• What you should do: Go through the listing below and gather every line with the word "Pred".

───── Data supplied ─────

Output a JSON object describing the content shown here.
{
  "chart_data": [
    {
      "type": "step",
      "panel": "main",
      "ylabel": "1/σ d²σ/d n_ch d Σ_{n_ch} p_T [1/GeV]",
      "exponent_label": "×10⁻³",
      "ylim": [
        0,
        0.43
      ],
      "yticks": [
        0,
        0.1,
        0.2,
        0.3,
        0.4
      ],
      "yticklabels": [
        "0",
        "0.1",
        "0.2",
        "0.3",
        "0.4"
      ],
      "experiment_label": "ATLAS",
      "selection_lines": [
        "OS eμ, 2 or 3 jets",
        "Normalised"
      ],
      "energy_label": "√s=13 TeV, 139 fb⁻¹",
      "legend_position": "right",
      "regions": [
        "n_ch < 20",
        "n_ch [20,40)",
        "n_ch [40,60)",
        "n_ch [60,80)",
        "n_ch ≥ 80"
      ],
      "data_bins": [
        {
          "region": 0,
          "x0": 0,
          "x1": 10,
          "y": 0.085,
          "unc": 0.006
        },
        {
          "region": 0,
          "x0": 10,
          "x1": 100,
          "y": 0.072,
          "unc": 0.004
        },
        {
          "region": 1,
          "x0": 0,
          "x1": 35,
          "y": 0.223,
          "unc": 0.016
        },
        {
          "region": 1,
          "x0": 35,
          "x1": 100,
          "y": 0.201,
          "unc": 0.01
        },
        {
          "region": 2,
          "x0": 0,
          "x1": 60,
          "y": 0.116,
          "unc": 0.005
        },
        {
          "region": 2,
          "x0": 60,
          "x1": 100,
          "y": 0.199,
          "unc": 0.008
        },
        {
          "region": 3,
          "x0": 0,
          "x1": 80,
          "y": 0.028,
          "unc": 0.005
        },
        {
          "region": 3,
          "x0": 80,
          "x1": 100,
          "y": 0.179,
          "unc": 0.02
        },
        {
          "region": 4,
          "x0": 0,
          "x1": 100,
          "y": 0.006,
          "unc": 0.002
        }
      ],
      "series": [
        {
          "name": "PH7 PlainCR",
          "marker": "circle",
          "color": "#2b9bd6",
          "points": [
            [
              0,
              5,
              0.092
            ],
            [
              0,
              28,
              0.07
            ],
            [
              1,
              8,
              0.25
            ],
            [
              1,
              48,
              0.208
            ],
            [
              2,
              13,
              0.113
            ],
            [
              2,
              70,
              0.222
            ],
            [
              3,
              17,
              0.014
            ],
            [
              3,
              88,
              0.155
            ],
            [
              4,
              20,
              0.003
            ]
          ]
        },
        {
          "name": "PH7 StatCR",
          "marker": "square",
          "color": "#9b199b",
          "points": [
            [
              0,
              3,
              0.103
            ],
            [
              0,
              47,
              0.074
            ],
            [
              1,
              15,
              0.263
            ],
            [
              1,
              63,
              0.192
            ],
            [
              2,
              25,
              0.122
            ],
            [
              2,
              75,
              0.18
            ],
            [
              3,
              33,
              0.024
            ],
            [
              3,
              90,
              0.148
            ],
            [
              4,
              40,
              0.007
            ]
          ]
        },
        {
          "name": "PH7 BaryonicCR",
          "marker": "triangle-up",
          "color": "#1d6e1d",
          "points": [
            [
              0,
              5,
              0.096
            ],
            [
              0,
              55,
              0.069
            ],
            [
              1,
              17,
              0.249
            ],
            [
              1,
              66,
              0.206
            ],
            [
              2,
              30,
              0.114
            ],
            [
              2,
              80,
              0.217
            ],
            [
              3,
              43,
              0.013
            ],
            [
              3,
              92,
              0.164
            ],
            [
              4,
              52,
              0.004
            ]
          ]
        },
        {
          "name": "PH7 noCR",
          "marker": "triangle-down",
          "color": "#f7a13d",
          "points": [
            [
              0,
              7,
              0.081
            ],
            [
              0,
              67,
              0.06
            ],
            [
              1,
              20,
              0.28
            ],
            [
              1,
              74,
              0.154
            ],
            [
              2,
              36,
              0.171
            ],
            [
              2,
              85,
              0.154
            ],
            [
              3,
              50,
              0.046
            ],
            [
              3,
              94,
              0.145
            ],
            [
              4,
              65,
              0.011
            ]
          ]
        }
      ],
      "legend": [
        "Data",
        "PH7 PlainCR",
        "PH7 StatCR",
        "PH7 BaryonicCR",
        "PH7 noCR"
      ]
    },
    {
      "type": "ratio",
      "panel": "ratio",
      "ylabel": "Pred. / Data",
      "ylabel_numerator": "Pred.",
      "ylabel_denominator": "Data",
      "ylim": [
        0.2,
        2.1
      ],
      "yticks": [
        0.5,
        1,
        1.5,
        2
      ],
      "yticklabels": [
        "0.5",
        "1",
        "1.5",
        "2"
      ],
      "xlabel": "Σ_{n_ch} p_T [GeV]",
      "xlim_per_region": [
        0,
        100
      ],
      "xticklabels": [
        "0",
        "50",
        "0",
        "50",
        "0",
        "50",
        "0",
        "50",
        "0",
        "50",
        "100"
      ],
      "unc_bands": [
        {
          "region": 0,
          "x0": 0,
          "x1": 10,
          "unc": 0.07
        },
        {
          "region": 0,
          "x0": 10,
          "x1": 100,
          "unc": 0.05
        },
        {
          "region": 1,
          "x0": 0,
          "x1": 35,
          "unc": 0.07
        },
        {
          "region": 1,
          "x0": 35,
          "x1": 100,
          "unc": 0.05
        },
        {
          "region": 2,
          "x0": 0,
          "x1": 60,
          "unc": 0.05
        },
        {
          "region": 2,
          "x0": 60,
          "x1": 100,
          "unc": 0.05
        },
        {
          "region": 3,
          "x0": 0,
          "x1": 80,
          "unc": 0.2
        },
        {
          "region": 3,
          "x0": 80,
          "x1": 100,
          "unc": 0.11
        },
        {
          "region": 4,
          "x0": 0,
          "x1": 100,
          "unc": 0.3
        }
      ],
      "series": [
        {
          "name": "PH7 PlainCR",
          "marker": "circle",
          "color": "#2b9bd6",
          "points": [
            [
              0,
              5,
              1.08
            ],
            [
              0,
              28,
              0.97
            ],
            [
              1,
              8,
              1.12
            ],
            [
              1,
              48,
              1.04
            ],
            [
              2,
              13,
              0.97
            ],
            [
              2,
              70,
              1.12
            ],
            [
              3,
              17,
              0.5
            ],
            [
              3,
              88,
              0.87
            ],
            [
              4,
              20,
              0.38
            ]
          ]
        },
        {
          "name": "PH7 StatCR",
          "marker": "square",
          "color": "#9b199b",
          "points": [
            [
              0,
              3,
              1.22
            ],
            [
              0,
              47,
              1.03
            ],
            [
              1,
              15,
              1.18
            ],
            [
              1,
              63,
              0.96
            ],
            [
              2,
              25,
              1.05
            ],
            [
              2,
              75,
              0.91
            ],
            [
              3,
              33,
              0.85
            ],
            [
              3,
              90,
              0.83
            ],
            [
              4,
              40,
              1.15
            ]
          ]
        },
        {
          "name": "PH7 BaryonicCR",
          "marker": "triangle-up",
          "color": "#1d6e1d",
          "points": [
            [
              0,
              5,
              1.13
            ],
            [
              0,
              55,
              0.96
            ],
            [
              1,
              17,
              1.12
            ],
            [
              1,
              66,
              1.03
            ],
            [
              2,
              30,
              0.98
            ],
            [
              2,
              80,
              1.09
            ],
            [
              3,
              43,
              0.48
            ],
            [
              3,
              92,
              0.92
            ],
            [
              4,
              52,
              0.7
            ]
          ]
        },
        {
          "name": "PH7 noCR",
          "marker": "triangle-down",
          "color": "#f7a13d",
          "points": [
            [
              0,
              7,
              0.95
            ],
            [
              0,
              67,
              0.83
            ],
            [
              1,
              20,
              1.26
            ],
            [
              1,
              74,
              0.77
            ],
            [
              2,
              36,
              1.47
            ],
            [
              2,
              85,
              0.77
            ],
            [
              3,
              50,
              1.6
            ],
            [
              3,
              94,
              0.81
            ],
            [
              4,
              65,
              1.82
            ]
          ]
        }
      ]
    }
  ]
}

─────

• Correct result:
      "ylabel": "Pred. / Data",
      "ylabel_numerator": "Pred.",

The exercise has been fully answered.